## BEGIN Records to use
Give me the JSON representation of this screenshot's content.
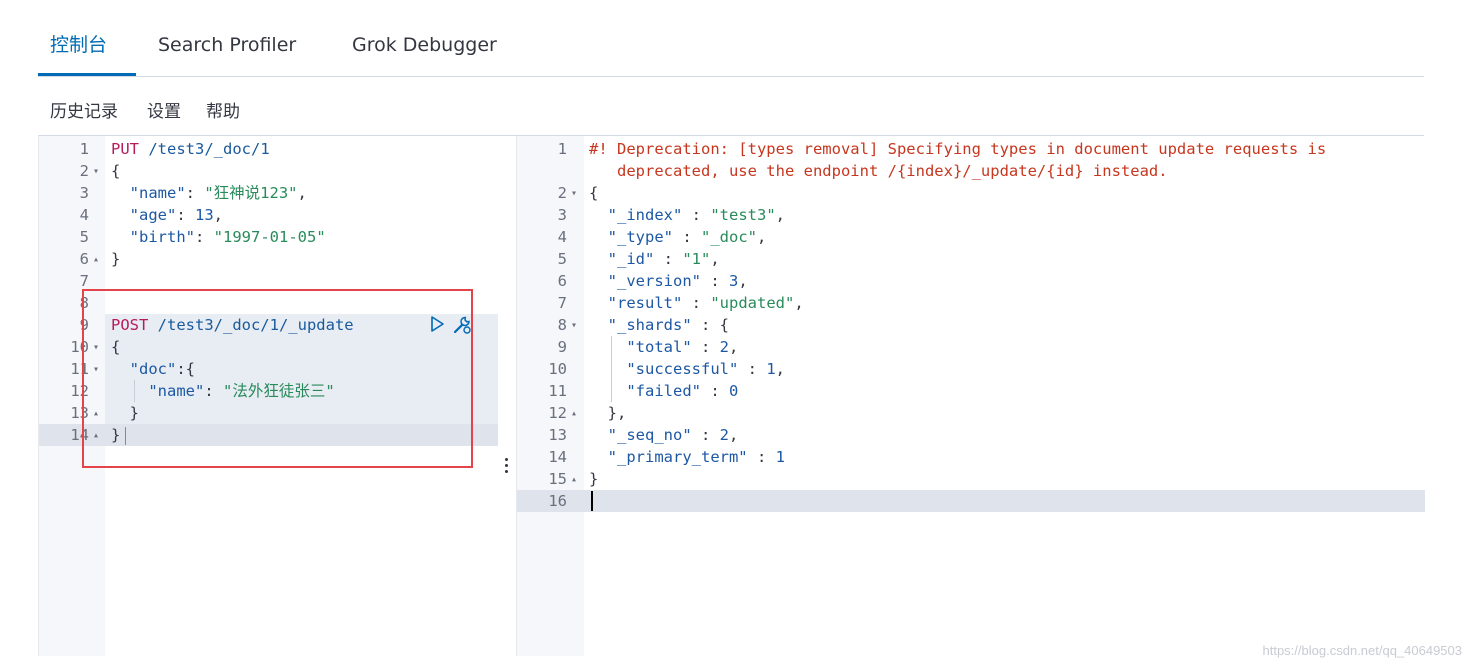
{
  "tabs": [
    {
      "label": "控制台",
      "active": true
    },
    {
      "label": "Search Profiler",
      "active": false
    },
    {
      "label": "Grok Debugger",
      "active": false
    }
  ],
  "submenu": {
    "history": "历史记录",
    "settings": "设置",
    "help": "帮助"
  },
  "request_lines": [
    {
      "n": "1",
      "fold": "",
      "parts": [
        [
          "method",
          "PUT"
        ],
        [
          "url",
          " /test3/_doc/1"
        ]
      ]
    },
    {
      "n": "2",
      "fold": "▾",
      "parts": [
        [
          "punc",
          "{"
        ]
      ]
    },
    {
      "n": "3",
      "fold": "",
      "parts": [
        [
          "key",
          "  \"name\""
        ],
        [
          "punc",
          ": "
        ],
        [
          "str",
          "\"狂神说123\""
        ],
        [
          "punc",
          ","
        ]
      ]
    },
    {
      "n": "4",
      "fold": "",
      "parts": [
        [
          "key",
          "  \"age\""
        ],
        [
          "punc",
          ": "
        ],
        [
          "num",
          "13"
        ],
        [
          "punc",
          ","
        ]
      ]
    },
    {
      "n": "5",
      "fold": "",
      "parts": [
        [
          "key",
          "  \"birth\""
        ],
        [
          "punc",
          ": "
        ],
        [
          "str",
          "\"1997-01-05\""
        ]
      ]
    },
    {
      "n": "6",
      "fold": "▴",
      "parts": [
        [
          "punc",
          "}"
        ]
      ]
    },
    {
      "n": "7",
      "fold": "",
      "parts": []
    },
    {
      "n": "8",
      "fold": "",
      "parts": []
    },
    {
      "n": "9",
      "fold": "",
      "parts": [
        [
          "method",
          "POST"
        ],
        [
          "url",
          " /test3/_doc/1/_update"
        ]
      ]
    },
    {
      "n": "10",
      "fold": "▾",
      "parts": [
        [
          "punc",
          "{"
        ]
      ]
    },
    {
      "n": "11",
      "fold": "▾",
      "parts": [
        [
          "key",
          "  \"doc\""
        ],
        [
          "punc",
          ":{"
        ]
      ]
    },
    {
      "n": "12",
      "fold": "",
      "parts": [
        [
          "key",
          "    \"name\""
        ],
        [
          "punc",
          ": "
        ],
        [
          "str",
          "\"法外狂徒张三\""
        ]
      ]
    },
    {
      "n": "13",
      "fold": "▴",
      "parts": [
        [
          "punc",
          "  }"
        ]
      ]
    },
    {
      "n": "14",
      "fold": "▴",
      "parts": [
        [
          "punc",
          "}"
        ]
      ]
    }
  ],
  "response_lines": [
    {
      "n": "1",
      "fold": "",
      "parts": [
        [
          "warn",
          "#! Deprecation: [types removal] Specifying types in document update requests is"
        ]
      ]
    },
    {
      "n": "",
      "fold": "",
      "parts": [
        [
          "warn",
          "   deprecated, use the endpoint /{index}/_update/{id} instead."
        ]
      ]
    },
    {
      "n": "2",
      "fold": "▾",
      "parts": [
        [
          "punc",
          "{"
        ]
      ]
    },
    {
      "n": "3",
      "fold": "",
      "parts": [
        [
          "key",
          "  \"_index\""
        ],
        [
          "punc",
          " : "
        ],
        [
          "str",
          "\"test3\""
        ],
        [
          "punc",
          ","
        ]
      ]
    },
    {
      "n": "4",
      "fold": "",
      "parts": [
        [
          "key",
          "  \"_type\""
        ],
        [
          "punc",
          " : "
        ],
        [
          "str",
          "\"_doc\""
        ],
        [
          "punc",
          ","
        ]
      ]
    },
    {
      "n": "5",
      "fold": "",
      "parts": [
        [
          "key",
          "  \"_id\""
        ],
        [
          "punc",
          " : "
        ],
        [
          "str",
          "\"1\""
        ],
        [
          "punc",
          ","
        ]
      ]
    },
    {
      "n": "6",
      "fold": "",
      "parts": [
        [
          "key",
          "  \"_version\""
        ],
        [
          "punc",
          " : "
        ],
        [
          "num",
          "3"
        ],
        [
          "punc",
          ","
        ]
      ]
    },
    {
      "n": "7",
      "fold": "",
      "parts": [
        [
          "key",
          "  \"result\""
        ],
        [
          "punc",
          " : "
        ],
        [
          "str",
          "\"updated\""
        ],
        [
          "punc",
          ","
        ]
      ]
    },
    {
      "n": "8",
      "fold": "▾",
      "parts": [
        [
          "key",
          "  \"_shards\""
        ],
        [
          "punc",
          " : {"
        ]
      ]
    },
    {
      "n": "9",
      "fold": "",
      "parts": [
        [
          "key",
          "    \"total\""
        ],
        [
          "punc",
          " : "
        ],
        [
          "num",
          "2"
        ],
        [
          "punc",
          ","
        ]
      ]
    },
    {
      "n": "10",
      "fold": "",
      "parts": [
        [
          "key",
          "    \"successful\""
        ],
        [
          "punc",
          " : "
        ],
        [
          "num",
          "1"
        ],
        [
          "punc",
          ","
        ]
      ]
    },
    {
      "n": "11",
      "fold": "",
      "parts": [
        [
          "key",
          "    \"failed\""
        ],
        [
          "punc",
          " : "
        ],
        [
          "num",
          "0"
        ]
      ]
    },
    {
      "n": "12",
      "fold": "▴",
      "parts": [
        [
          "punc",
          "  },"
        ]
      ]
    },
    {
      "n": "13",
      "fold": "",
      "parts": [
        [
          "key",
          "  \"_seq_no\""
        ],
        [
          "punc",
          " : "
        ],
        [
          "num",
          "2"
        ],
        [
          "punc",
          ","
        ]
      ]
    },
    {
      "n": "14",
      "fold": "",
      "parts": [
        [
          "key",
          "  \"_primary_term\""
        ],
        [
          "punc",
          " : "
        ],
        [
          "num",
          "1"
        ]
      ]
    },
    {
      "n": "15",
      "fold": "▴",
      "parts": [
        [
          "punc",
          "}"
        ]
      ]
    },
    {
      "n": "16",
      "fold": "",
      "parts": []
    }
  ],
  "icons": {
    "run": "play-icon",
    "settings": "wrench-icon"
  },
  "colors": {
    "accent": "#006bb4",
    "method": "#b71c5a",
    "string": "#298b5b",
    "warning": "#c7361f",
    "highlight_box": "#e4434a"
  },
  "watermark": "https://blog.csdn.net/qq_40649503"
}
## END Records to use
Transcribe the whole listing exactly. Pictures stay out of your copy.

§ Finished task:
Give me the JSON representation of this screenshot's content.
{
  "tabs": [
    {
      "label": "控制台",
      "active": true
    },
    {
      "label": "Search Profiler",
      "active": false
    },
    {
      "label": "Grok Debugger",
      "active": false
    }
  ],
  "submenu": {
    "history": "历史记录",
    "settings": "设置",
    "help": "帮助"
  },
  "request_lines": [
    {
      "n": "1",
      "fold": "",
      "parts": [
        [
          "method",
          "PUT"
        ],
        [
          "url",
          " /test3/_doc/1"
        ]
      ]
    },
    {
      "n": "2",
      "fold": "▾",
      "parts": [
        [
          "punc",
          "{"
        ]
      ]
    },
    {
      "n": "3",
      "fold": "",
      "parts": [
        [
          "key",
          "  \"name\""
        ],
        [
          "punc",
          ": "
        ],
        [
          "str",
          "\"狂神说123\""
        ],
        [
          "punc",
          ","
        ]
      ]
    },
    {
      "n": "4",
      "fold": "",
      "parts": [
        [
          "key",
          "  \"age\""
        ],
        [
          "punc",
          ": "
        ],
        [
          "num",
          "13"
        ],
        [
          "punc",
          ","
        ]
      ]
    },
    {
      "n": "5",
      "fold": "",
      "parts": [
        [
          "key",
          "  \"birth\""
        ],
        [
          "punc",
          ": "
        ],
        [
          "str",
          "\"1997-01-05\""
        ]
      ]
    },
    {
      "n": "6",
      "fold": "▴",
      "parts": [
        [
          "punc",
          "}"
        ]
      ]
    },
    {
      "n": "7",
      "fold": "",
      "parts": []
    },
    {
      "n": "8",
      "fold": "",
      "parts": []
    },
    {
      "n": "9",
      "fold": "",
      "parts": [
        [
          "method",
          "POST"
        ],
        [
          "url",
          " /test3/_doc/1/_update"
        ]
      ]
    },
    {
      "n": "10",
      "fold": "▾",
      "parts": [
        [
          "punc",
          "{"
        ]
      ]
    },
    {
      "n": "11",
      "fold": "▾",
      "parts": [
        [
          "key",
          "  \"doc\""
        ],
        [
          "punc",
          ":{"
        ]
      ]
    },
    {
      "n": "12",
      "fold": "",
      "parts": [
        [
          "key",
          "    \"name\""
        ],
        [
          "punc",
          ": "
        ],
        [
          "str",
          "\"法外狂徒张三\""
        ]
      ]
    },
    {
      "n": "13",
      "fold": "▴",
      "parts": [
        [
          "punc",
          "  }"
        ]
      ]
    },
    {
      "n": "14",
      "fold": "▴",
      "parts": [
        [
          "punc",
          "}"
        ]
      ]
    }
  ],
  "response_lines": [
    {
      "n": "1",
      "fold": "",
      "parts": [
        [
          "warn",
          "#! Deprecation: [types removal] Specifying types in document update requests is"
        ]
      ]
    },
    {
      "n": "",
      "fold": "",
      "parts": [
        [
          "warn",
          "   deprecated, use the endpoint /{index}/_update/{id} instead."
        ]
      ]
    },
    {
      "n": "2",
      "fold": "▾",
      "parts": [
        [
          "punc",
          "{"
        ]
      ]
    },
    {
      "n": "3",
      "fold": "",
      "parts": [
        [
          "key",
          "  \"_index\""
        ],
        [
          "punc",
          " : "
        ],
        [
          "str",
          "\"test3\""
        ],
        [
          "punc",
          ","
        ]
      ]
    },
    {
      "n": "4",
      "fold": "",
      "parts": [
        [
          "key",
          "  \"_type\""
        ],
        [
          "punc",
          " : "
        ],
        [
          "str",
          "\"_doc\""
        ],
        [
          "punc",
          ","
        ]
      ]
    },
    {
      "n": "5",
      "fold": "",
      "parts": [
        [
          "key",
          "  \"_id\""
        ],
        [
          "punc",
          " : "
        ],
        [
          "str",
          "\"1\""
        ],
        [
          "punc",
          ","
        ]
      ]
    },
    {
      "n": "6",
      "fold": "",
      "parts": [
        [
          "key",
          "  \"_version\""
        ],
        [
          "punc",
          " : "
        ],
        [
          "num",
          "3"
        ],
        [
          "punc",
          ","
        ]
      ]
    },
    {
      "n": "7",
      "fold": "",
      "parts": [
        [
          "key",
          "  \"result\""
        ],
        [
          "punc",
          " : "
        ],
        [
          "str",
          "\"updated\""
        ],
        [
          "punc",
          ","
        ]
      ]
    },
    {
      "n": "8",
      "fold": "▾",
      "parts": [
        [
          "key",
          "  \"_shards\""
        ],
        [
          "punc",
          " : {"
        ]
      ]
    },
    {
      "n": "9",
      "fold": "",
      "parts": [
        [
          "key",
          "    \"total\""
        ],
        [
          "punc",
          " : "
        ],
        [
          "num",
          "2"
        ],
        [
          "punc",
          ","
        ]
      ]
    },
    {
      "n": "10",
      "fold": "",
      "parts": [
        [
          "key",
          "    \"successful\""
        ],
        [
          "punc",
          " : "
        ],
        [
          "num",
          "1"
        ],
        [
          "punc",
          ","
        ]
      ]
    },
    {
      "n": "11",
      "fold": "",
      "parts": [
        [
          "key",
          "    \"failed\""
        ],
        [
          "punc",
          " : "
        ],
        [
          "num",
          "0"
        ]
      ]
    },
    {
      "n": "12",
      "fold": "▴",
      "parts": [
        [
          "punc",
          "  },"
        ]
      ]
    },
    {
      "n": "13",
      "fold": "",
      "parts": [
        [
          "key",
          "  \"_seq_no\""
        ],
        [
          "punc",
          " : "
        ],
        [
          "num",
          "2"
        ],
        [
          "punc",
          ","
        ]
      ]
    },
    {
      "n": "14",
      "fold": "",
      "parts": [
        [
          "key",
          "  \"_primary_term\""
        ],
        [
          "punc",
          " : "
        ],
        [
          "num",
          "1"
        ]
      ]
    },
    {
      "n": "15",
      "fold": "▴",
      "parts": [
        [
          "punc",
          "}"
        ]
      ]
    },
    {
      "n": "16",
      "fold": "",
      "parts": []
    }
  ],
  "icons": {
    "run": "play-icon",
    "settings": "wrench-icon"
  },
  "colors": {
    "accent": "#006bb4",
    "method": "#b71c5a",
    "string": "#298b5b",
    "warning": "#c7361f",
    "highlight_box": "#e4434a"
  },
  "watermark": "https://blog.csdn.net/qq_40649503"
}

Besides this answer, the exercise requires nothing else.